THE EXERCISE –
Copy every record below exactly.

○ ○ ○ ○ ○

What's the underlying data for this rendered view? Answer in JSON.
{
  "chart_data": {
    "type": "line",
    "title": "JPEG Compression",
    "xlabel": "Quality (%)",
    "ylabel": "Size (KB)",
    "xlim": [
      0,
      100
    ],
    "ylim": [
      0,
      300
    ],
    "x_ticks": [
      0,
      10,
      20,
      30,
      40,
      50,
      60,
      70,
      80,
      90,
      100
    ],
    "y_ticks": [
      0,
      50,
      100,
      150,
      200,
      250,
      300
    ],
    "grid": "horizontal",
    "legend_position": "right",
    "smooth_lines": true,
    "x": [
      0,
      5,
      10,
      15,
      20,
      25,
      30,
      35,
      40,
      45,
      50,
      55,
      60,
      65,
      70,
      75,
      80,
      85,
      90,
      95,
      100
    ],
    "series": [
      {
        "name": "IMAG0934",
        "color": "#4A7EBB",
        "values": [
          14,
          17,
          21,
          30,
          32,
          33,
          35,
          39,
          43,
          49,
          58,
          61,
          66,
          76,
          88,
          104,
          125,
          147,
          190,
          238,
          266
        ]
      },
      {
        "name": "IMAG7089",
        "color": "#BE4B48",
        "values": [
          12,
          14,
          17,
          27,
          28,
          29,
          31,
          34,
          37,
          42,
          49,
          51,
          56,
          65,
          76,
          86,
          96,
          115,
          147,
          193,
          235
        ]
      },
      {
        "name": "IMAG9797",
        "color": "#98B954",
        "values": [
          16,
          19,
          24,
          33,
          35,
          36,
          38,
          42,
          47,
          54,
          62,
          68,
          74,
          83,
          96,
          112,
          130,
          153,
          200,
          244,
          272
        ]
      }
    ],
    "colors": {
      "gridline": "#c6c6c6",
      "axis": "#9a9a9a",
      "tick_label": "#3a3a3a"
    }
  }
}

○ ○ ○ ○ ○

RESULT FOR THIS EXERCISE –
What's the underlying data for this rendered view? Answer in JSON.
{
  "chart_data": {
    "type": "line",
    "title": "JPEG Compression",
    "xlabel": "Quality (%)",
    "ylabel": "Size (KB)",
    "xlim": [
      0,
      100
    ],
    "ylim": [
      0,
      300
    ],
    "x_ticks": [
      0,
      10,
      20,
      30,
      40,
      50,
      60,
      70,
      80,
      90,
      100
    ],
    "y_ticks": [
      0,
      50,
      100,
      150,
      200,
      250,
      300
    ],
    "grid": "horizontal",
    "legend_position": "right",
    "smooth_lines": true,
    "x": [
      0,
      5,
      10,
      15,
      20,
      25,
      30,
      35,
      40,
      45,
      50,
      55,
      60,
      65,
      70,
      75,
      80,
      85,
      90,
      95,
      100
    ],
    "series": [
      {
        "name": "IMAG0934",
        "color": "#4A7EBB",
        "values": [
          14,
          17,
          21,
          30,
          32,
          33,
          35,
          39,
          43,
          49,
          58,
          61,
          66,
          76,
          88,
          104,
          125,
          147,
          190,
          238,
          266
        ]
      },
      {
        "name": "IMAG7089",
        "color": "#BE4B48",
        "values": [
          12,
          14,
          17,
          27,
          28,
          29,
          31,
          34,
          37,
          42,
          49,
          51,
          56,
          65,
          76,
          86,
          96,
          115,
          147,
          193,
          235
        ]
      },
      {
        "name": "IMAG9797",
        "color": "#98B954",
        "values": [
          16,
          19,
          24,
          33,
          35,
          36,
          38,
          42,
          47,
          54,
          62,
          68,
          74,
          83,
          96,
          112,
          130,
          153,
          200,
          244,
          272
        ]
      }
    ],
    "colors": {
      "gridline": "#c6c6c6",
      "axis": "#9a9a9a",
      "tick_label": "#3a3a3a"
    }
  }
}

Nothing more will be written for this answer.